Stated task:
Switch "seconds-input" to "seconds-field" in the material, starting at its first line and ending at the line that contains "dialog-message: 执行成功，请等待关机 (94, 75, 215, 89)", and write out those lines again with nothing else changed.
** Begin **
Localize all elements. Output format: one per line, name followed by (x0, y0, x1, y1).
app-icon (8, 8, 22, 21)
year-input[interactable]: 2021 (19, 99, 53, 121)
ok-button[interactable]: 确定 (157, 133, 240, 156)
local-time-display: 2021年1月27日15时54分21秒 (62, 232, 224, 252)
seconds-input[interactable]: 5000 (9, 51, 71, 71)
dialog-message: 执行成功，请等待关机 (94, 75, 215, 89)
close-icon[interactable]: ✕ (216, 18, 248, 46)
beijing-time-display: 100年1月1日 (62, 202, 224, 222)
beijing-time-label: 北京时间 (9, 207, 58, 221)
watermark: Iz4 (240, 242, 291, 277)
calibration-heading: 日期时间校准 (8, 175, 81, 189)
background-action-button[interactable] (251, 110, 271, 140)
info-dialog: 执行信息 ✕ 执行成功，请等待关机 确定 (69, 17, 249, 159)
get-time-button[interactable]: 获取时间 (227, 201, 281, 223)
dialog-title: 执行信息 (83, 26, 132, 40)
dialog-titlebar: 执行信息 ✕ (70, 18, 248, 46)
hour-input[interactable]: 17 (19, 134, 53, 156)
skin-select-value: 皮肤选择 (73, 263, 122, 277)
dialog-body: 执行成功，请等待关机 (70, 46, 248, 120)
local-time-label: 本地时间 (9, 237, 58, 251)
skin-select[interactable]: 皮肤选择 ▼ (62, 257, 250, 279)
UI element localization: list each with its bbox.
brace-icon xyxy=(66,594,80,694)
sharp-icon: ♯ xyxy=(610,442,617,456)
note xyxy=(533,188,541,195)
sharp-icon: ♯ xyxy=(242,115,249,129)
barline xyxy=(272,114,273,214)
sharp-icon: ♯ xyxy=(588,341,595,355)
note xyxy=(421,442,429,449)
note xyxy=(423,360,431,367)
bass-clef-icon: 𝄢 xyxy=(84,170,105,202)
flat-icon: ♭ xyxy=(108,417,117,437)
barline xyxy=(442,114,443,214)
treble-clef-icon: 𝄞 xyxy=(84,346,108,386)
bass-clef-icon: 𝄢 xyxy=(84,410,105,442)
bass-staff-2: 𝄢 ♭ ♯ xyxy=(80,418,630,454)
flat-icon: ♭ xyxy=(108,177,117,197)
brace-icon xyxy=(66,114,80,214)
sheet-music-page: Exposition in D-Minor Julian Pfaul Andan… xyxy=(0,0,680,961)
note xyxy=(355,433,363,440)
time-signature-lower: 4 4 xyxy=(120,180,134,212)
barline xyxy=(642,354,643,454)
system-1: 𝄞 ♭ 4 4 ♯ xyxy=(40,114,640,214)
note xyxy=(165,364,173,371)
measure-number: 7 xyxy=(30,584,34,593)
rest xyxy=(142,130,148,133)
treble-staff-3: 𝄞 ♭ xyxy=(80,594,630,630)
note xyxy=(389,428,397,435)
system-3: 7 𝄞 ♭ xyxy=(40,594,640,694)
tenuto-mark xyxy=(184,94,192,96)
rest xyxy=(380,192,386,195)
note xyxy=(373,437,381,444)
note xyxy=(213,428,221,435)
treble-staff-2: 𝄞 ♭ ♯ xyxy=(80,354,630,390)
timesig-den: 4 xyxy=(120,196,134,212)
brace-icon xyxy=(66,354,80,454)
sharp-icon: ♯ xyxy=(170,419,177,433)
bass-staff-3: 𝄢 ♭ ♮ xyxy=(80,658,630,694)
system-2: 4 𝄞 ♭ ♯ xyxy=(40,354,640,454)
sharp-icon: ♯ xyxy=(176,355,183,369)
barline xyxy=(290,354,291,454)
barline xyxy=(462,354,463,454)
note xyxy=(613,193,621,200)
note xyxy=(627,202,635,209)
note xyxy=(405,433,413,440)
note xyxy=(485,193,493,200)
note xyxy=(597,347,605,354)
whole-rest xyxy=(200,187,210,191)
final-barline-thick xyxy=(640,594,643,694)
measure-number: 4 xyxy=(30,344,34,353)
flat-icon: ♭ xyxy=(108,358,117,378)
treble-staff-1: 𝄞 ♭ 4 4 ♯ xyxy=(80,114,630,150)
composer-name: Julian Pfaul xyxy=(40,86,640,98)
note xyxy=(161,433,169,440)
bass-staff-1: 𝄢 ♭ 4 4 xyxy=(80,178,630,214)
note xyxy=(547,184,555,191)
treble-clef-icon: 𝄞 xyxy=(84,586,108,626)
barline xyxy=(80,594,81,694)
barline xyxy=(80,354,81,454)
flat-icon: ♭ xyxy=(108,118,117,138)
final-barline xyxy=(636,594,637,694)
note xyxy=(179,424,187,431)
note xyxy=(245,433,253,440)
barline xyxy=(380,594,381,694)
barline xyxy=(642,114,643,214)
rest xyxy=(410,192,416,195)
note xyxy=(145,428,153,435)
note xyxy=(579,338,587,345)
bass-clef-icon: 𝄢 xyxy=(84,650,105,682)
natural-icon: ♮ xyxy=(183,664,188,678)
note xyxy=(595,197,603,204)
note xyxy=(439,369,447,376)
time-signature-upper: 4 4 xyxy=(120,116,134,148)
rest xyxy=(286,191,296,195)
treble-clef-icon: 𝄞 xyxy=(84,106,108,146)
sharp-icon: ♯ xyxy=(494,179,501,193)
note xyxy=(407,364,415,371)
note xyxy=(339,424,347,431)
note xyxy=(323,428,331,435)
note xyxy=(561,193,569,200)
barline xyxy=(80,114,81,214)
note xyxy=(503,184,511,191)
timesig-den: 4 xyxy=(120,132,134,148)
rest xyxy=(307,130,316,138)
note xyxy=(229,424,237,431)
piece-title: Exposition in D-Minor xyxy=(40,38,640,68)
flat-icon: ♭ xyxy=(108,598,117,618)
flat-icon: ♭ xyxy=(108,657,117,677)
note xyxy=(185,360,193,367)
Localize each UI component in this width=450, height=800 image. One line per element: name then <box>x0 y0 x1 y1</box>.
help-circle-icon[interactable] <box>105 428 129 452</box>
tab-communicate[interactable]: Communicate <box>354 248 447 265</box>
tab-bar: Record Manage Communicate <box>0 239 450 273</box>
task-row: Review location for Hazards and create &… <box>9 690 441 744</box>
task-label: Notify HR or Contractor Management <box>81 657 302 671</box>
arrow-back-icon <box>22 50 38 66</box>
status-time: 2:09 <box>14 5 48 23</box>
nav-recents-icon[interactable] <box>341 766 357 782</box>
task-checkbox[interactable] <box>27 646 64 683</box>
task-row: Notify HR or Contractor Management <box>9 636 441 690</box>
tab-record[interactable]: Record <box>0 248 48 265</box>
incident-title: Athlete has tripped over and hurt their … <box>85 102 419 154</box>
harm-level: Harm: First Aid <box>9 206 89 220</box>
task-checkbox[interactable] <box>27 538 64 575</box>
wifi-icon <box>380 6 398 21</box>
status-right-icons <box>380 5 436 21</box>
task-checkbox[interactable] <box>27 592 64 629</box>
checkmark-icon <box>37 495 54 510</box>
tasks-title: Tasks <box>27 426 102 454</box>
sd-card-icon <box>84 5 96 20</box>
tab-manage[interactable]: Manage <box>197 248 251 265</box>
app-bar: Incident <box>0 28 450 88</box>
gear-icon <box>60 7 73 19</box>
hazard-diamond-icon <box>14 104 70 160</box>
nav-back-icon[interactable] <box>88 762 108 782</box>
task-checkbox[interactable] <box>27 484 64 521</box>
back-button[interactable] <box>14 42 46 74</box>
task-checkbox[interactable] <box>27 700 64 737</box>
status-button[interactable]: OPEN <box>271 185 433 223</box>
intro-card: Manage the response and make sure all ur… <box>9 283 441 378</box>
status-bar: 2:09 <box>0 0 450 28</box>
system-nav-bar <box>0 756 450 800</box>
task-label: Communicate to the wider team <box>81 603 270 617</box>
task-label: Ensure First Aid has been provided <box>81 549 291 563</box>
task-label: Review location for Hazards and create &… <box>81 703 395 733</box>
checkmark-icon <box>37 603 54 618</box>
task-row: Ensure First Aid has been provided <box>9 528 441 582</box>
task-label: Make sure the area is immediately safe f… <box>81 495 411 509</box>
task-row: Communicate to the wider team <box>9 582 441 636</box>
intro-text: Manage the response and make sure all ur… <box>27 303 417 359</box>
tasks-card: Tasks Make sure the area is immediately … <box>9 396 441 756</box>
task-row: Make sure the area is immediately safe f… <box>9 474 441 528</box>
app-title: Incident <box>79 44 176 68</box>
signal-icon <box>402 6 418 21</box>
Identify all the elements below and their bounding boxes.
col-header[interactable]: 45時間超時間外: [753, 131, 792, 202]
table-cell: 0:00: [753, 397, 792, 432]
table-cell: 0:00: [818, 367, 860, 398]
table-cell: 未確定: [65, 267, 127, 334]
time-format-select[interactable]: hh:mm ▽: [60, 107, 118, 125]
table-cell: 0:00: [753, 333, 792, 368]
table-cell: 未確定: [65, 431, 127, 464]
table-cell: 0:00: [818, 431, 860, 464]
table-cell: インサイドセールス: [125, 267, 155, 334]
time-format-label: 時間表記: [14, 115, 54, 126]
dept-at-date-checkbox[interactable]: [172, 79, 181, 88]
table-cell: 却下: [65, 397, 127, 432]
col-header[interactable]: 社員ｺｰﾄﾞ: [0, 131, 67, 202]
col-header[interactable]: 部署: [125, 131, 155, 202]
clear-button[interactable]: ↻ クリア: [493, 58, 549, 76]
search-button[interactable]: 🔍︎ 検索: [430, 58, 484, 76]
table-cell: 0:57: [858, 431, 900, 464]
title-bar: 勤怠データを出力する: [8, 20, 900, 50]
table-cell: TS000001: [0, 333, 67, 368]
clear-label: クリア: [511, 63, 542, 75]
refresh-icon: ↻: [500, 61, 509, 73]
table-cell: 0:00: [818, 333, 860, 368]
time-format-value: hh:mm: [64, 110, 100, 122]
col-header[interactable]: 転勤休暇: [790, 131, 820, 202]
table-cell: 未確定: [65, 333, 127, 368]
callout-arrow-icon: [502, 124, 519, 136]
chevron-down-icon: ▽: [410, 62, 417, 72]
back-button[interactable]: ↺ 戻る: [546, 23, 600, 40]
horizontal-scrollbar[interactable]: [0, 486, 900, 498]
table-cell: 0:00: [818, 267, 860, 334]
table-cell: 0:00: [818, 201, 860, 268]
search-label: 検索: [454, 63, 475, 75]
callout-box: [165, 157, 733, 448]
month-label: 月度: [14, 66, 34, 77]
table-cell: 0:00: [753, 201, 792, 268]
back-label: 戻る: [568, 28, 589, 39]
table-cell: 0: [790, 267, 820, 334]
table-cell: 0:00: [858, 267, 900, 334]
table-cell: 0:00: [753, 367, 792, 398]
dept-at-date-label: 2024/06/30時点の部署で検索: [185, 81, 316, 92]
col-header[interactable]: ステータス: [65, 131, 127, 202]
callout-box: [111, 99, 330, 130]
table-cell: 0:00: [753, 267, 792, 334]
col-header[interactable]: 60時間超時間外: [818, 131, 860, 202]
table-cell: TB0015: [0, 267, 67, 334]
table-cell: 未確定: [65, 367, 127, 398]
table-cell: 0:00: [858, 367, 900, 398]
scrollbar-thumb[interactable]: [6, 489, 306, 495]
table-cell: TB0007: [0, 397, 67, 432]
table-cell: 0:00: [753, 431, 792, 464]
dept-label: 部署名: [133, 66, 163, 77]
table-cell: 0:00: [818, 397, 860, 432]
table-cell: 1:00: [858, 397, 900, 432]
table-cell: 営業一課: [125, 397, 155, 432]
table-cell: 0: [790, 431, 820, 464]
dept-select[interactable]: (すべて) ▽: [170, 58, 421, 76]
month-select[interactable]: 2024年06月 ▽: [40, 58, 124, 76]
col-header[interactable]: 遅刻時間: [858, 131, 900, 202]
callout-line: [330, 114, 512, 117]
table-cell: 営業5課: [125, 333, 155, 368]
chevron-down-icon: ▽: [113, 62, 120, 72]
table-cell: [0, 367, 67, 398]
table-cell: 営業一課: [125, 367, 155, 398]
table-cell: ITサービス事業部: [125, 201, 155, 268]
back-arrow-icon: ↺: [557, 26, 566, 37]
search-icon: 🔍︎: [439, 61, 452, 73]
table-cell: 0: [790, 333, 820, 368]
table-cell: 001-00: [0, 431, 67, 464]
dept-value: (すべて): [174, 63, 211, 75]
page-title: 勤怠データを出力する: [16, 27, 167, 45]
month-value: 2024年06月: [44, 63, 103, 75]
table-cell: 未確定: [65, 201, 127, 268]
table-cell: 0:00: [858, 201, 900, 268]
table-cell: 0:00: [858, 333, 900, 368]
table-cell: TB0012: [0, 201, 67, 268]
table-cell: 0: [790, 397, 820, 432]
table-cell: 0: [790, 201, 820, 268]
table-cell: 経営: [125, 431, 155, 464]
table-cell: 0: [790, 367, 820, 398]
** End **
Task response:
Localize all elements. Output format: one per line, name followed by (x0, y0, x1, y1).
app-icon (8, 8, 22, 21)
year-input[interactable]: 2021 (19, 99, 53, 121)
ok-button[interactable]: 确定 (157, 133, 240, 156)
local-time-display: 2021年1月27日15时54分21秒 (62, 232, 224, 252)
seconds-field[interactable]: 5000 (9, 51, 71, 71)
dialog-message: 执行成功，请等待关机 (94, 75, 215, 89)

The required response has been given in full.